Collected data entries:

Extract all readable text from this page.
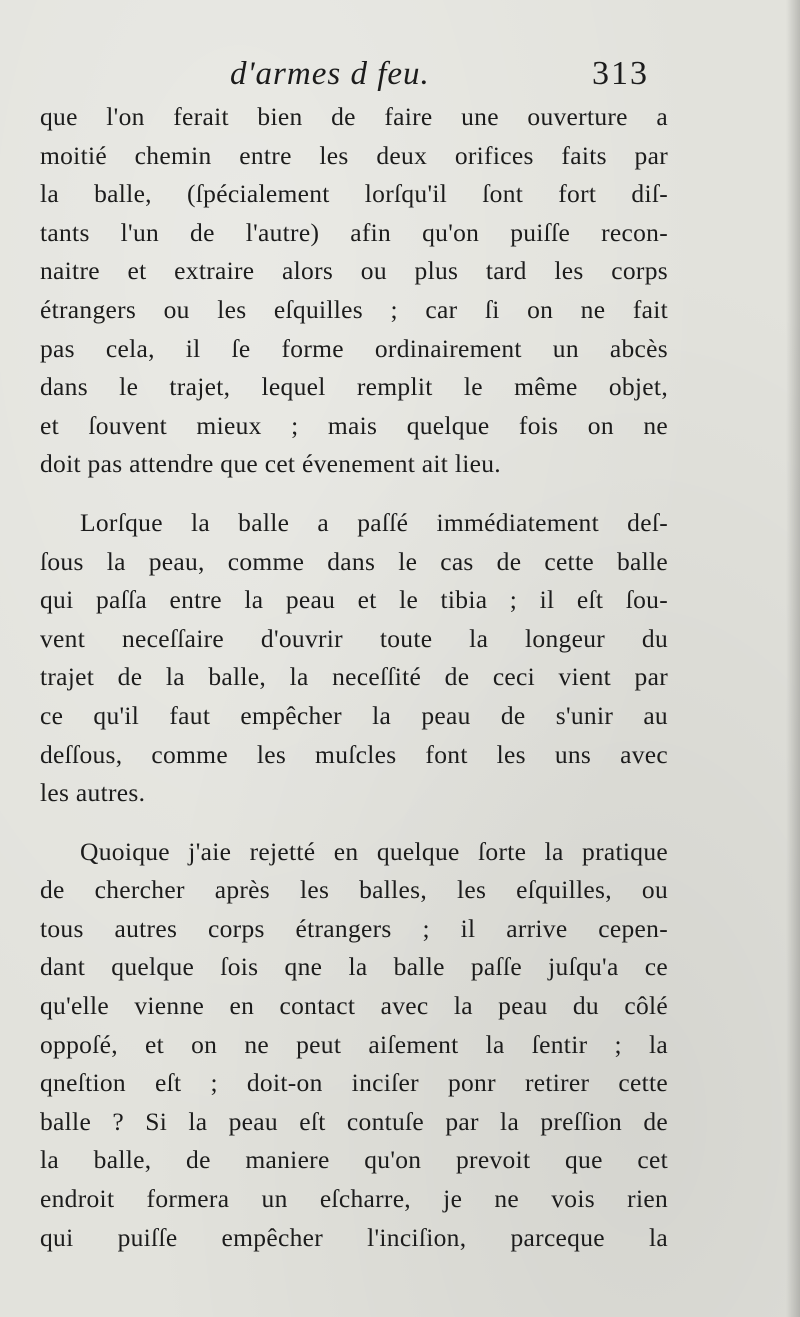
d'armes d feu.	313

que l'on ferait bien de faire une ouverture a
moitié chemin entre les deux orifices faits par
la balle, (ſpécialement lorſqu'il ſont fort diſ-
tants l'un de l'autre) afin qu'on puiſſe recon-
naitre et extraire alors ou plus tard les corps
étrangers ou les eſquilles ; car ſi on ne fait
pas cela, il ſe forme ordinairement un abcès
dans le trajet, lequel remplit le même objet,
et ſouvent mieux ; mais quelque fois on ne
doit pas attendre que cet évenement ait lieu.

Lorſque la balle a paſſé immédiatement deſ-
ſous la peau, comme dans le cas de cette balle
qui paſſa entre la peau et le tibia ; il eſt ſou-
vent neceſſaire d'ouvrir toute la longeur du
trajet de la balle, la neceſſité de ceci vient par
ce qu'il faut empêcher la peau de s'unir au
deſſous, comme les muſcles font les uns avec
les autres.

Quoique j'aie rejetté en quelque ſorte la pratique
de chercher après les balles, les eſquilles, ou
tous autres corps étrangers ; il arrive cepen-
dant quelque ſois qne la balle paſſe juſqu'a ce
qu'elle vienne en contact avec la peau du côlé
oppoſé, et on ne peut aiſement la ſentir ; la
qneſtion eſt ; doit-on inciſer ponr retirer cette
balle ? Si la peau eſt contuſe par la preſſion de
la balle, de maniere qu'on prevoit que cet
endroit formera un eſcharre, je ne vois rien
qui puiſſe empêcher l'inciſion, parceque la
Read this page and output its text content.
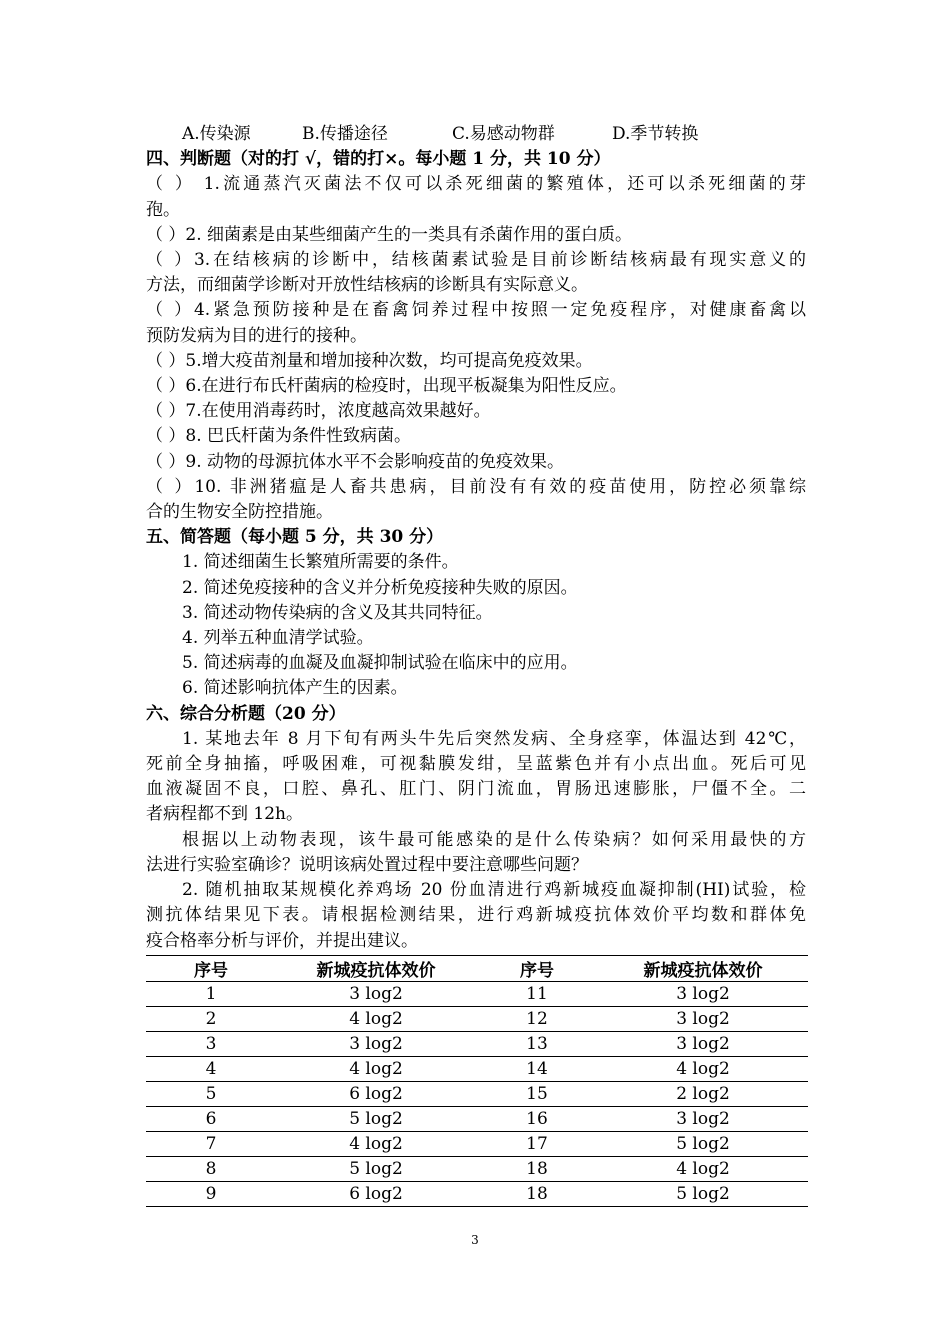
A.传染源	B.传播途径	C.易感动物群	D.季节转换
四、判断题（对的打 √，错的打×。每小题 1 分，共 10 分）
（ ） 1.流通蒸汽灭菌法不仅可以杀死细菌的繁殖体，还可以杀死细菌的芽
孢。
（ ）2. 细菌素是由某些细菌产生的一类具有杀菌作用的蛋白质。
（ ）3.在结核病的诊断中，结核菌素试验是目前诊断结核病最有现实意义的
方法，而细菌学诊断对开放性结核病的诊断具有实际意义。
（ ）4.紧急预防接种是在畜禽饲养过程中按照一定免疫程序，对健康畜禽以
预防发病为目的进行的接种。
（ ）5.增大疫苗剂量和增加接种次数，均可提高免疫效果。
（ ）6.在进行布氏杆菌病的检疫时，出现平板凝集为阳性反应。
（ ）7.在使用消毒药时，浓度越高效果越好。
（ ）8. 巴氏杆菌为条件性致病菌。
（ ）9. 动物的母源抗体水平不会影响疫苗的免疫效果。
（ ）10. 非洲猪瘟是人畜共患病，目前没有有效的疫苗使用，防控必须靠综
合的生物安全防控措施。
五、简答题（每小题 5 分，共 30 分）
1. 简述细菌生长繁殖所需要的条件。
2. 简述免疫接种的含义并分析免疫接种失败的原因。
3. 简述动物传染病的含义及其共同特征。
4. 列举五种血清学试验。
5. 简述病毒的血凝及血凝抑制试验在临床中的应用。
6. 简述影响抗体产生的因素。
六、综合分析题（20 分）
1. 某地去年 8 月下旬有两头牛先后突然发病、全身痉挛，体温达到 42℃，
死前全身抽搐，呼吸困难，可视黏膜发绀，呈蓝紫色并有小点出血。死后可见
血液凝固不良，口腔、鼻孔、肛门、阴门流血，胃肠迅速膨胀，尸僵不全。二
者病程都不到 12h。
根据以上动物表现，该牛最可能感染的是什么传染病？如何采用最快的方
法进行实验室确诊？说明该病处置过程中要注意哪些问题？
2. 随机抽取某规模化养鸡场 20 份血清进行鸡新城疫血凝抑制(HI)试验，检
测抗体结果见下表。请根据检测结果，进行鸡新城疫抗体效价平均数和群体免
疫合格率分析与评价，并提出建议。
序号	新城疫抗体效价	序号	新城疫抗体效价
1	3 log2	11	3 log2
2	4 log2	12	3 log2
3	3 log2	13	3 log2
4	4 log2	14	4 log2
5	6 log2	15	2 log2
6	5 log2	16	3 log2
7	4 log2	17	5 log2
8	5 log2	18	4 log2
9	6 log2	18	5 log2
3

STATED EXERCISE: Omit the pictures. Output every record above word for word.

THE OUTPUT:
Extract all readable text from this page.
d'armes d feu.	313

que l'on ferait bien de faire une ouverture a
moitié chemin entre les deux orifices faits par
la balle, (ſpécialement lorſqu'il ſont fort diſ-
tants l'un de l'autre) afin qu'on puiſſe recon-
naitre et extraire alors ou plus tard les corps
étrangers ou les eſquilles ; car ſi on ne fait
pas cela, il ſe forme ordinairement un abcès
dans le trajet, lequel remplit le même objet,
et ſouvent mieux ; mais quelque fois on ne
doit pas attendre que cet évenement ait lieu.

Lorſque la balle a paſſé immédiatement deſ-
ſous la peau, comme dans le cas de cette balle
qui paſſa entre la peau et le tibia ; il eſt ſou-
vent neceſſaire d'ouvrir toute la longeur du
trajet de la balle, la neceſſité de ceci vient par
ce qu'il faut empêcher la peau de s'unir au
deſſous, comme les muſcles font les uns avec
les autres.

Quoique j'aie rejetté en quelque ſorte la pratique
de chercher après les balles, les eſquilles, ou
tous autres corps étrangers ; il arrive cepen-
dant quelque ſois qne la balle paſſe juſqu'a ce
qu'elle vienne en contact avec la peau du côlé
oppoſé, et on ne peut aiſement la ſentir ; la
qneſtion eſt ; doit-on inciſer ponr retirer cette
balle ? Si la peau eſt contuſe par la preſſion de
la balle, de maniere qu'on prevoit que cet
endroit formera un eſcharre, je ne vois rien
qui puiſſe empêcher l'inciſion, parceque la
Read this page and output its text content.
A.传染源	B.传播途径	C.易感动物群	D.季节转换
四、判断题（对的打 √，错的打×。每小题 1 分，共 10 分）
（ ） 1.流通蒸汽灭菌法不仅可以杀死细菌的繁殖体，还可以杀死细菌的芽
孢。
（ ）2. 细菌素是由某些细菌产生的一类具有杀菌作用的蛋白质。
（ ）3.在结核病的诊断中，结核菌素试验是目前诊断结核病最有现实意义的
方法，而细菌学诊断对开放性结核病的诊断具有实际意义。
（ ）4.紧急预防接种是在畜禽饲养过程中按照一定免疫程序，对健康畜禽以
预防发病为目的进行的接种。
（ ）5.增大疫苗剂量和增加接种次数，均可提高免疫效果。
（ ）6.在进行布氏杆菌病的检疫时，出现平板凝集为阳性反应。
（ ）7.在使用消毒药时，浓度越高效果越好。
（ ）8. 巴氏杆菌为条件性致病菌。
（ ）9. 动物的母源抗体水平不会影响疫苗的免疫效果。
（ ）10. 非洲猪瘟是人畜共患病，目前没有有效的疫苗使用，防控必须靠综
合的生物安全防控措施。
五、简答题（每小题 5 分，共 30 分）
1. 简述细菌生长繁殖所需要的条件。
2. 简述免疫接种的含义并分析免疫接种失败的原因。
3. 简述动物传染病的含义及其共同特征。
4. 列举五种血清学试验。
5. 简述病毒的血凝及血凝抑制试验在临床中的应用。
6. 简述影响抗体产生的因素。
六、综合分析题（20 分）
1. 某地去年 8 月下旬有两头牛先后突然发病、全身痉挛，体温达到 42℃，
死前全身抽搐，呼吸困难，可视黏膜发绀，呈蓝紫色并有小点出血。死后可见
血液凝固不良，口腔、鼻孔、肛门、阴门流血，胃肠迅速膨胀，尸僵不全。二
者病程都不到 12h。
根据以上动物表现，该牛最可能感染的是什么传染病？如何采用最快的方
法进行实验室确诊？说明该病处置过程中要注意哪些问题？
2. 随机抽取某规模化养鸡场 20 份血清进行鸡新城疫血凝抑制(HI)试验，检
测抗体结果见下表。请根据检测结果，进行鸡新城疫抗体效价平均数和群体免
疫合格率分析与评价，并提出建议。
序号	新城疫抗体效价	序号	新城疫抗体效价
1	3 log2	11	3 log2
2	4 log2	12	3 log2
3	3 log2	13	3 log2
4	4 log2	14	4 log2
5	6 log2	15	2 log2
6	5 log2	16	3 log2
7	4 log2	17	5 log2
8	5 log2	18	4 log2
9	6 log2	18	5 log2
3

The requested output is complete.